---------- SOURCE MATERIAL ----------

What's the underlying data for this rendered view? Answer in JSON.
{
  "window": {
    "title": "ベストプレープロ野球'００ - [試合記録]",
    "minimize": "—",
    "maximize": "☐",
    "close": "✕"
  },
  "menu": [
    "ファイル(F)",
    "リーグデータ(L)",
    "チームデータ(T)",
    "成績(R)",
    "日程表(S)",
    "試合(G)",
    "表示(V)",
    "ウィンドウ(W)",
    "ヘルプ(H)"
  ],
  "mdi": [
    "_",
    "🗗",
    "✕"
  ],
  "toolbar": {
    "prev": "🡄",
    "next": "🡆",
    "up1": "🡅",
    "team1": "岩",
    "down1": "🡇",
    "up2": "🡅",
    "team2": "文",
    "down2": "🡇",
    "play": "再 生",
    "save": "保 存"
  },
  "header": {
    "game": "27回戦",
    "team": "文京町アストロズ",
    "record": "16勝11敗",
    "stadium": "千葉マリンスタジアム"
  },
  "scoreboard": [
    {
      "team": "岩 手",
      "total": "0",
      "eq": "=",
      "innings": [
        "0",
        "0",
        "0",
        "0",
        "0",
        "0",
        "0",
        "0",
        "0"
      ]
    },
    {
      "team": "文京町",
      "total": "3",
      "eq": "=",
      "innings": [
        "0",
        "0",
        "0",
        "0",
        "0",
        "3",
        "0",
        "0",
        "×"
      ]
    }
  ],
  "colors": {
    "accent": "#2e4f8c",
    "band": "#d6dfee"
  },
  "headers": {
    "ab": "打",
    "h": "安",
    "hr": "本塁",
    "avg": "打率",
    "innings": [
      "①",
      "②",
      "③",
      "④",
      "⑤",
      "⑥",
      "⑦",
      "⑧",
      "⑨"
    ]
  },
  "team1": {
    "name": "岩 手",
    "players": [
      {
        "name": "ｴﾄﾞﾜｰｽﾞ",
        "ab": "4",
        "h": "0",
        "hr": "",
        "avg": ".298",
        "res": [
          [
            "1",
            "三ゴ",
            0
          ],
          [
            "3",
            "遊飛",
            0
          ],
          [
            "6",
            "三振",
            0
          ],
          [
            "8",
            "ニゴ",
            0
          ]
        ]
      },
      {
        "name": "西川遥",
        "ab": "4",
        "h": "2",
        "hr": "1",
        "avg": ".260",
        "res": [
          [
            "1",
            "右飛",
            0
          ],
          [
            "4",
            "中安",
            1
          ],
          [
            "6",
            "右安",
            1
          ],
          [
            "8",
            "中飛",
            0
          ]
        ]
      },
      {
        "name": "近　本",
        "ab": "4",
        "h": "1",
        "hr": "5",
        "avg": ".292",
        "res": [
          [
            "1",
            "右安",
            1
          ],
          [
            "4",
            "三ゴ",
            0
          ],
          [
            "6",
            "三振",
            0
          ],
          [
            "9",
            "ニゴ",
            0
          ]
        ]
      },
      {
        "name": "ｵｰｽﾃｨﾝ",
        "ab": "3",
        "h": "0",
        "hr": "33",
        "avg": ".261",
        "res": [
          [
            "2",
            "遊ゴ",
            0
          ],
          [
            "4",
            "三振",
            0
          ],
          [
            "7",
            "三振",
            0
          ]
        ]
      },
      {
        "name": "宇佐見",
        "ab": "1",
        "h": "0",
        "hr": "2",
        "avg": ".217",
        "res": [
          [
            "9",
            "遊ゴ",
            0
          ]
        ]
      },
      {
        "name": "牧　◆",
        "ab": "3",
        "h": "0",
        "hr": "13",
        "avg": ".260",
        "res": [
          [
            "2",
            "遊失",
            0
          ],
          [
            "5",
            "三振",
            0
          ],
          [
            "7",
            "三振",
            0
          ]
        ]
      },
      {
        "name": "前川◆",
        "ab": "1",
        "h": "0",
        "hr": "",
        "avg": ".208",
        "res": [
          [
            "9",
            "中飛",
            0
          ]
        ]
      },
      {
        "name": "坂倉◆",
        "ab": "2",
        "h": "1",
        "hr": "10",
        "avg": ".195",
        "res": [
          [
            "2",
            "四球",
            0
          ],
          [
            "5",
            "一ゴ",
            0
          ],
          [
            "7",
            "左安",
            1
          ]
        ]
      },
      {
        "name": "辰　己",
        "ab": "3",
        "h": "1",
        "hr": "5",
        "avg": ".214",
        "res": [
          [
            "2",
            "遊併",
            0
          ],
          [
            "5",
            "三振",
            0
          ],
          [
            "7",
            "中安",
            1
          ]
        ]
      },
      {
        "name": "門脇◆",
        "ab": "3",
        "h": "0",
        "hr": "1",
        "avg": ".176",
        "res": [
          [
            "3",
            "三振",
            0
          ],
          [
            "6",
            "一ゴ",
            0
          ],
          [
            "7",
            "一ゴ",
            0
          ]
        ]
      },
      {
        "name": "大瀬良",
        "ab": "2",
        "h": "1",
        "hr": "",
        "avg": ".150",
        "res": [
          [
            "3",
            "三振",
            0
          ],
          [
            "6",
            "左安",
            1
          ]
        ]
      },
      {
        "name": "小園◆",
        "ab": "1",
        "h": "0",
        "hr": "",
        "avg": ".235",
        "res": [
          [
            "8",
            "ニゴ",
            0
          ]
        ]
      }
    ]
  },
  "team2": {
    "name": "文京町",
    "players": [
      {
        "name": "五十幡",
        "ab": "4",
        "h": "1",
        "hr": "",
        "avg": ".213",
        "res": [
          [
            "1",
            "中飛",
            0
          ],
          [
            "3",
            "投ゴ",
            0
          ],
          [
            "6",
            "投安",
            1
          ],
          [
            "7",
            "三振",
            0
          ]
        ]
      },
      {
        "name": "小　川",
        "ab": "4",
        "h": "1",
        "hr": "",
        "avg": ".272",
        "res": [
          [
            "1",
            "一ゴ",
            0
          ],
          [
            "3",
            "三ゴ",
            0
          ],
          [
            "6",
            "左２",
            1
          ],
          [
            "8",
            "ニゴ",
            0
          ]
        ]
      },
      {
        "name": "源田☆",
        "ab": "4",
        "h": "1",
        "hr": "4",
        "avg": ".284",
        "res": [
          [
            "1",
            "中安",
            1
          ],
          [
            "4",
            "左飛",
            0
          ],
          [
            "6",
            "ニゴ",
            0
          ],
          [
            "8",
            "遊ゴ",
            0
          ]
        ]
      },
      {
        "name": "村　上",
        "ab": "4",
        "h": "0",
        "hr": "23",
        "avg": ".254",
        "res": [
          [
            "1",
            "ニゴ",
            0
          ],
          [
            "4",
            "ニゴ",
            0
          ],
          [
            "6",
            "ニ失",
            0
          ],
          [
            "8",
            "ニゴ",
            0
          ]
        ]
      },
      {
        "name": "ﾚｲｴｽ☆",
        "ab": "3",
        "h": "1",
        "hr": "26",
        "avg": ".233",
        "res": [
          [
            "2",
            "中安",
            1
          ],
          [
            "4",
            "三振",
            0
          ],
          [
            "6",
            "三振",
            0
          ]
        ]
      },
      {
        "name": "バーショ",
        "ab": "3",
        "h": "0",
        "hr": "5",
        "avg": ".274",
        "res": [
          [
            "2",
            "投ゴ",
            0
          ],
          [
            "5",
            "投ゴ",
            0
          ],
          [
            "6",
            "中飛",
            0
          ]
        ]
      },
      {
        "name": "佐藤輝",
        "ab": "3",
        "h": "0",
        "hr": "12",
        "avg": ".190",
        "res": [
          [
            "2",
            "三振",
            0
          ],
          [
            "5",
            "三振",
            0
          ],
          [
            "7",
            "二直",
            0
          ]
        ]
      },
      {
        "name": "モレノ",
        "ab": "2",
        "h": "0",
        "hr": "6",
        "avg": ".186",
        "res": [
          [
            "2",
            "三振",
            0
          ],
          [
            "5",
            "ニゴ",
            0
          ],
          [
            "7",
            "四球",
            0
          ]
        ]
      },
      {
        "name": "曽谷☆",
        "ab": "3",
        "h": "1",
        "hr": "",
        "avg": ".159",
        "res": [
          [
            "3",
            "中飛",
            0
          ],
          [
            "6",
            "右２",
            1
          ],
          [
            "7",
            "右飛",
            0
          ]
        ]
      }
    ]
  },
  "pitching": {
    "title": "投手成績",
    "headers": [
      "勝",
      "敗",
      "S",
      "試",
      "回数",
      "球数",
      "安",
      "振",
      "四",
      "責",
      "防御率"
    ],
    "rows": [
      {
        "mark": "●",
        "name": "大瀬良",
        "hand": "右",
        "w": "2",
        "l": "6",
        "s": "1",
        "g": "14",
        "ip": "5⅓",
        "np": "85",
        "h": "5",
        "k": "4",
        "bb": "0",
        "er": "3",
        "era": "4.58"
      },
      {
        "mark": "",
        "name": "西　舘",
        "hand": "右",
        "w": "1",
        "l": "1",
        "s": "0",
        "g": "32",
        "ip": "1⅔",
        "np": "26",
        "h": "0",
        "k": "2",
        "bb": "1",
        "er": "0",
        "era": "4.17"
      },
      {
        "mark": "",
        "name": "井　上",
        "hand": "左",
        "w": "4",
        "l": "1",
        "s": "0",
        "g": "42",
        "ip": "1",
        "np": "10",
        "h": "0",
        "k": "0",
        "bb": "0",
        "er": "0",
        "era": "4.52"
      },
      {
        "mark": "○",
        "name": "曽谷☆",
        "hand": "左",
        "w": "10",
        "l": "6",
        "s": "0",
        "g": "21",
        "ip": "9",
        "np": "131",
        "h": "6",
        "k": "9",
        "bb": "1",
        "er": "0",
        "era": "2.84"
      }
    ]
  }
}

----------

TO DO
Where a line in the material above holds "title", copy that line.

ANSWER
    "title": "ベストプレープロ野球'００ - [試合記録]",
    "title": "投手成績",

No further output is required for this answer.